* _AIM_: Pull each line holding "материке" out of the entries below.

* _MATERIAL FOR THIS EXERCISE_:
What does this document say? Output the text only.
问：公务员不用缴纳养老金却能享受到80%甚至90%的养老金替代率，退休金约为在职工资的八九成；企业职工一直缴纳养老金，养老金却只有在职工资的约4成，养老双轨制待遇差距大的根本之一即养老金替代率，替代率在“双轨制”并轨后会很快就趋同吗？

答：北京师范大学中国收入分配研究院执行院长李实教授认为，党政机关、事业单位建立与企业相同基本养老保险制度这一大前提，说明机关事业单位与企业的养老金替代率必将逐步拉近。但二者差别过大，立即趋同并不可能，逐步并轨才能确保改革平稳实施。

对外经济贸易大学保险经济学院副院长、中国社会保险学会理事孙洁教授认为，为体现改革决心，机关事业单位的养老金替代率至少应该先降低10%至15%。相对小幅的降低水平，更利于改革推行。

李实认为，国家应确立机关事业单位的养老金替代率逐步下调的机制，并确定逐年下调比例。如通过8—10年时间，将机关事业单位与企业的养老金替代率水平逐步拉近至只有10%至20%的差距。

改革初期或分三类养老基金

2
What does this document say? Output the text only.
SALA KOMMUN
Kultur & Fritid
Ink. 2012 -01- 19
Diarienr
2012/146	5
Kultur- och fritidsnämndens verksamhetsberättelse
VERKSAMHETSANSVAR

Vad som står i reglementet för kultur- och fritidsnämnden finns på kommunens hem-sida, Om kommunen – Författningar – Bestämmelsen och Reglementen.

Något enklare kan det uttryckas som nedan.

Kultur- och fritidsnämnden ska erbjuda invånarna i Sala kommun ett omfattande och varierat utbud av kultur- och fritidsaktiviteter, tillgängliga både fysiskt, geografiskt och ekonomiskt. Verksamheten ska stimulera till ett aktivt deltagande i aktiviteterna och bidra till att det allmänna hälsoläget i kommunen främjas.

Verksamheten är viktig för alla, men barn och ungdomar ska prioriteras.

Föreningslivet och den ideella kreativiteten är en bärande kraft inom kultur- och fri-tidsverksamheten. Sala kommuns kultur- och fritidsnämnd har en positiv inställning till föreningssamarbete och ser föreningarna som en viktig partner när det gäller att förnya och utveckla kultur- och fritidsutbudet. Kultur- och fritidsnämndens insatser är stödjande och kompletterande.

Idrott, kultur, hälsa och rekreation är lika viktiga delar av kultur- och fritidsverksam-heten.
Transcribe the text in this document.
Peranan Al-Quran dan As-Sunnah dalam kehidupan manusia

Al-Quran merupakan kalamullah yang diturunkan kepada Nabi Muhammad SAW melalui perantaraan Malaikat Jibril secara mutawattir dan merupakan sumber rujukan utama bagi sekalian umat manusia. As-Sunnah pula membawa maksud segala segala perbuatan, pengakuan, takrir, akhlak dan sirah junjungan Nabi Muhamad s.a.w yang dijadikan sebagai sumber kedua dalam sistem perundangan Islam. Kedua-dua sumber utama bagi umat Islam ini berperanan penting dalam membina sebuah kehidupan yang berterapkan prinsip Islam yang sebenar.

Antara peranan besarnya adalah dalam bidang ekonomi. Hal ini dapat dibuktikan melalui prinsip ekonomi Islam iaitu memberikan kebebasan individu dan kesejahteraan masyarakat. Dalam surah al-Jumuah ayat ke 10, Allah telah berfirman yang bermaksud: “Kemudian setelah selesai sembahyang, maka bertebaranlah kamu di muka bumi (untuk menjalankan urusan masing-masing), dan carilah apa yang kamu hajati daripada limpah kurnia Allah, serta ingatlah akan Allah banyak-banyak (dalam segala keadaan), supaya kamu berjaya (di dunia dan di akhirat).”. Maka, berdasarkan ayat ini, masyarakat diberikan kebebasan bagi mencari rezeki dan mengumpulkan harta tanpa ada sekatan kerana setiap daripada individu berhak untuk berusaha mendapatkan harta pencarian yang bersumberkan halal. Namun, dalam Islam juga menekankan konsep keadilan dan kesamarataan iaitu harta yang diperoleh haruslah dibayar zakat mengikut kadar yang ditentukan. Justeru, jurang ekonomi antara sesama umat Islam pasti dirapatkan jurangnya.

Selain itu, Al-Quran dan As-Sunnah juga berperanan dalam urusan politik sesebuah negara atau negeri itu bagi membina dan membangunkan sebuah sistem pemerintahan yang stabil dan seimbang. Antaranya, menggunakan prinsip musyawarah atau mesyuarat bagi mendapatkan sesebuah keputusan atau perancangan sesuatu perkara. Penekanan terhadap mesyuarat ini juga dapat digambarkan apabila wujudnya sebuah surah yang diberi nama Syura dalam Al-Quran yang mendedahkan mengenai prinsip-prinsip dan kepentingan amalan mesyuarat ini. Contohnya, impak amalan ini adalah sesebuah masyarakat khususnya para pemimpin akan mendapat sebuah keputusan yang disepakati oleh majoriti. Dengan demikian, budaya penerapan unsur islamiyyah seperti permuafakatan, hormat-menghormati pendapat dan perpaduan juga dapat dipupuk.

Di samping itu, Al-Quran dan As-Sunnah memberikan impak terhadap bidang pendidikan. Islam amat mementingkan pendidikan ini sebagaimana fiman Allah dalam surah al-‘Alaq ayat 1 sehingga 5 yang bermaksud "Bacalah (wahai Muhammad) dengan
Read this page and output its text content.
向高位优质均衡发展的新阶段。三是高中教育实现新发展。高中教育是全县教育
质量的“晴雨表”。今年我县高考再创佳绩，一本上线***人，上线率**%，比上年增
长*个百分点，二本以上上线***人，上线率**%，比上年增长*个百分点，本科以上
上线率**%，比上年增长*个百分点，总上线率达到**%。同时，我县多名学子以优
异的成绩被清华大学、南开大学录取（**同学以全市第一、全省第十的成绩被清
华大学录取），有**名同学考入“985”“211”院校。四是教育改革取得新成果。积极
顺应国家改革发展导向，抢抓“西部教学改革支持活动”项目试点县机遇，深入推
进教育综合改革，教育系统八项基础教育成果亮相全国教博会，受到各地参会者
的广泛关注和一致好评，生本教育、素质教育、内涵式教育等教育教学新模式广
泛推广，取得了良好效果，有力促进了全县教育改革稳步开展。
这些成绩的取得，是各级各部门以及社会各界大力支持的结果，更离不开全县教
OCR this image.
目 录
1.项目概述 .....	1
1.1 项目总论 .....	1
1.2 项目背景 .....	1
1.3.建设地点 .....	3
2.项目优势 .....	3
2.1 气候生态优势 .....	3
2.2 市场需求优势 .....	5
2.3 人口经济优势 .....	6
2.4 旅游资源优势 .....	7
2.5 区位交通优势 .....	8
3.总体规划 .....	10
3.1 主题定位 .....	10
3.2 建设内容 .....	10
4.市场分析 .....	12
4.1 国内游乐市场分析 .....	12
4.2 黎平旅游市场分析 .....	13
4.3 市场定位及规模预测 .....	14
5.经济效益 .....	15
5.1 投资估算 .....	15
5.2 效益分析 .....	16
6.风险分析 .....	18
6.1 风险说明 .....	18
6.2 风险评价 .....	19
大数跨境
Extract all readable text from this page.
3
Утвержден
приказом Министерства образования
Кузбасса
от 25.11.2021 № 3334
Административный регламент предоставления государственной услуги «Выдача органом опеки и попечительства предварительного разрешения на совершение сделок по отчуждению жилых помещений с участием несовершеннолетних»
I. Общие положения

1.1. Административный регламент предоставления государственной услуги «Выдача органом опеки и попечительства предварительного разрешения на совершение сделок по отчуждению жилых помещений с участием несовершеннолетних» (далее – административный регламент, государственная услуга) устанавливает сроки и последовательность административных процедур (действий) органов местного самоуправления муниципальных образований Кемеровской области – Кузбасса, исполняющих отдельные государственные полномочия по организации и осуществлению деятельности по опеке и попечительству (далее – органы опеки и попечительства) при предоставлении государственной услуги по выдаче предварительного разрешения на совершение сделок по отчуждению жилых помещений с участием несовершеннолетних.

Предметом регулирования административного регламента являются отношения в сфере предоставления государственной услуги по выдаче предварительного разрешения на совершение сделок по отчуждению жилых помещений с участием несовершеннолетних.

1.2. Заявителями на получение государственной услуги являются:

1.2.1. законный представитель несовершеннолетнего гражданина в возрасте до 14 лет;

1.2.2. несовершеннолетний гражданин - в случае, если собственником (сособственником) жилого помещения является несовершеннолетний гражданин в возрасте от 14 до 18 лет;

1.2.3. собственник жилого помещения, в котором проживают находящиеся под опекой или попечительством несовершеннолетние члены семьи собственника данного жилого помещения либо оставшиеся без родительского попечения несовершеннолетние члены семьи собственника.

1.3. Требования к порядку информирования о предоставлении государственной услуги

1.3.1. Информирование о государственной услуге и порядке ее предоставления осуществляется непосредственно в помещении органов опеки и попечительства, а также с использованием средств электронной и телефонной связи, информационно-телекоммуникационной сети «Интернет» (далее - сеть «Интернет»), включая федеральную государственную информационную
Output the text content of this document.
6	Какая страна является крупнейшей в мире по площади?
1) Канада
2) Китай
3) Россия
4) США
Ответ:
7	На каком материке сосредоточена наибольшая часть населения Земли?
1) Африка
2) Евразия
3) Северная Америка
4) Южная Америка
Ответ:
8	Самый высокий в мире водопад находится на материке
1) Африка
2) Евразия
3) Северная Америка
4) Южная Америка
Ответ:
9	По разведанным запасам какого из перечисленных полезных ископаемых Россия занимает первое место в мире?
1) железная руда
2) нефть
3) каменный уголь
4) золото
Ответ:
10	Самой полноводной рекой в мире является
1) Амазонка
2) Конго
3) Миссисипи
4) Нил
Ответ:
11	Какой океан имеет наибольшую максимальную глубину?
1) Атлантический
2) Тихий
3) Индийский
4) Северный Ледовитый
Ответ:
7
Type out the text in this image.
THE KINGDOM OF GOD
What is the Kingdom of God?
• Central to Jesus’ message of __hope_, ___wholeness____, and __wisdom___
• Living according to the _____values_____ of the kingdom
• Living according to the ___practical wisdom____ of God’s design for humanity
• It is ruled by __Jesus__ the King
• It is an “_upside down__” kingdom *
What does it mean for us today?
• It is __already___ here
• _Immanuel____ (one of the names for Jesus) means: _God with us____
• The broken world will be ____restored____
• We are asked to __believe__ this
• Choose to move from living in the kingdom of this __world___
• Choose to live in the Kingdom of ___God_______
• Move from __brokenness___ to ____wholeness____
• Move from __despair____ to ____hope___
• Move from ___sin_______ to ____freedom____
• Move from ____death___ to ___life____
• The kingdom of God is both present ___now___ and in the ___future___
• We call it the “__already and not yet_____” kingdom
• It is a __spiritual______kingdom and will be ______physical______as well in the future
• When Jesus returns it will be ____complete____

* _TASK RESPONSE_:
7	На каком материке сосредоточена наибольшая часть населения Земли?
8	Самый высокий в мире водопад находится на материке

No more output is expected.